- **What the task requires**
Return the records exactly as they are.

- **Input material**
#####

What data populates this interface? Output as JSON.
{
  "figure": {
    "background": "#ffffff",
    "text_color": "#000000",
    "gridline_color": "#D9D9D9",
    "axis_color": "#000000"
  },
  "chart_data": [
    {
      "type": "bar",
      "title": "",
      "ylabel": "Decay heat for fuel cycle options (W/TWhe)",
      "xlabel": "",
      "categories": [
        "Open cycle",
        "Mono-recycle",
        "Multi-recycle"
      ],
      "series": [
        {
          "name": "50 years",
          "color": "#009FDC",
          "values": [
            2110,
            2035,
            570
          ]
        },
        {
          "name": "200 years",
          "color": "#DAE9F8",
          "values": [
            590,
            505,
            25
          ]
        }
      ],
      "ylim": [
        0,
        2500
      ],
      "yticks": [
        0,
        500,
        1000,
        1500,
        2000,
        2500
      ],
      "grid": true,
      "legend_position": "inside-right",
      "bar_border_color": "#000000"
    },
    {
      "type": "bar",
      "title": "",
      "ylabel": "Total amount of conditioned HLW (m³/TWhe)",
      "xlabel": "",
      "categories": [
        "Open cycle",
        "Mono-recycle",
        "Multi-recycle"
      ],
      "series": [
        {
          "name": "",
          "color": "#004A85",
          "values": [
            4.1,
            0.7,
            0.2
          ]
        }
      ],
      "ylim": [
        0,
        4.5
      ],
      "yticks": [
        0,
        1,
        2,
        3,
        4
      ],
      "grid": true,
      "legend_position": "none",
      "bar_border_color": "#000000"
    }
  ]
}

#####

- **Solution to this exercise**
What data populates this interface? Output as JSON.
{
  "figure": {
    "background": "#ffffff",
    "text_color": "#000000",
    "gridline_color": "#D9D9D9",
    "axis_color": "#000000"
  },
  "chart_data": [
    {
      "type": "bar",
      "title": "",
      "ylabel": "Decay heat for fuel cycle options (W/TWhe)",
      "xlabel": "",
      "categories": [
        "Open cycle",
        "Mono-recycle",
        "Multi-recycle"
      ],
      "series": [
        {
          "name": "50 years",
          "color": "#009FDC",
          "values": [
            2110,
            2035,
            570
          ]
        },
        {
          "name": "200 years",
          "color": "#DAE9F8",
          "values": [
            590,
            505,
            25
          ]
        }
      ],
      "ylim": [
        0,
        2500
      ],
      "yticks": [
        0,
        500,
        1000,
        1500,
        2000,
        2500
      ],
      "grid": true,
      "legend_position": "inside-right",
      "bar_border_color": "#000000"
    },
    {
      "type": "bar",
      "title": "",
      "ylabel": "Total amount of conditioned HLW (m³/TWhe)",
      "xlabel": "",
      "categories": [
        "Open cycle",
        "Mono-recycle",
        "Multi-recycle"
      ],
      "series": [
        {
          "name": "",
          "color": "#004A85",
          "values": [
            4.1,
            0.7,
            0.2
          ]
        }
      ],
      "ylim": [
        0,
        4.5
      ],
      "yticks": [
        0,
        1,
        2,
        3,
        4
      ],
      "grid": true,
      "legend_position": "none",
      "bar_border_color": "#000000"
    }
  ]
}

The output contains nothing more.